■ The exercise ■
Every line of the material that follows must be printed again exactly.

◇ ◇ ◇ ◇ ◇ ◇ ◇

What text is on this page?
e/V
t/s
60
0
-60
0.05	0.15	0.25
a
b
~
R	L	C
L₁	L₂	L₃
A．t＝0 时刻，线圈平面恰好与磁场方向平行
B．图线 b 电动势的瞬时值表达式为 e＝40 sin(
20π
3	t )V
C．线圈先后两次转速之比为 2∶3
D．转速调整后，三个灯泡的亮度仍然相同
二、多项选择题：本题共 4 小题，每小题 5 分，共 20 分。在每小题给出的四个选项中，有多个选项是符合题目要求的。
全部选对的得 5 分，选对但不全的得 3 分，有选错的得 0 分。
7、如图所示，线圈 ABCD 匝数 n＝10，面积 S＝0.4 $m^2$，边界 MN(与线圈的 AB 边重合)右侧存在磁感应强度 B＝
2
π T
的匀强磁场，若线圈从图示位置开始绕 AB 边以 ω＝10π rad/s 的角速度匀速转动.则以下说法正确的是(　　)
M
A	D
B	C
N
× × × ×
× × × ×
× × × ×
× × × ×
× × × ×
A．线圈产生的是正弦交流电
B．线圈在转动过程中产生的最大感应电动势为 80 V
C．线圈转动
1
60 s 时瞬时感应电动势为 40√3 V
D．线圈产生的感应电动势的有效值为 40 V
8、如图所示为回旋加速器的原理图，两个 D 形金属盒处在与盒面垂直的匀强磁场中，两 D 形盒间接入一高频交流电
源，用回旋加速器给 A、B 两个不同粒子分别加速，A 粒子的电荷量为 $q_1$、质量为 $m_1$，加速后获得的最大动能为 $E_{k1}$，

◇ ◇ ◇ ◇ ◇ ◇ ◇

■ Task response ■
What text is on this page?
e/V
t/s
60
0
-60
0.05	0.15	0.25
a
b
~
R	L	C
L₁	L₂	L₃
A．t＝0 时刻，线圈平面恰好与磁场方向平行
B．图线 b 电动势的瞬时值表达式为 e＝40 sin(
20π
3	t )V
C．线圈先后两次转速之比为 2∶3
D．转速调整后，三个灯泡的亮度仍然相同
二、多项选择题：本题共 4 小题，每小题 5 分，共 20 分。在每小题给出的四个选项中，有多个选项是符合题目要求的。
全部选对的得 5 分，选对但不全的得 3 分，有选错的得 0 分。
7、如图所示，线圈 ABCD 匝数 n＝10，面积 S＝0.4 $m^2$，边界 MN(与线圈的 AB 边重合)右侧存在磁感应强度 B＝
2
π T
的匀强磁场，若线圈从图示位置开始绕 AB 边以 ω＝10π rad/s 的角速度匀速转动.则以下说法正确的是(　　)
M
A	D
B	C
N
× × × ×
× × × ×
× × × ×
× × × ×
× × × ×
A．线圈产生的是正弦交流电
B．线圈在转动过程中产生的最大感应电动势为 80 V
C．线圈转动
1
60 s 时瞬时感应电动势为 40√3 V
D．线圈产生的感应电动势的有效值为 40 V
8、如图所示为回旋加速器的原理图，两个 D 形金属盒处在与盒面垂直的匀强磁场中，两 D 形盒间接入一高频交流电
源，用回旋加速器给 A、B 两个不同粒子分别加速，A 粒子的电荷量为 $q_1$、质量为 $m_1$，加速后获得的最大动能为 $E_{k1}$，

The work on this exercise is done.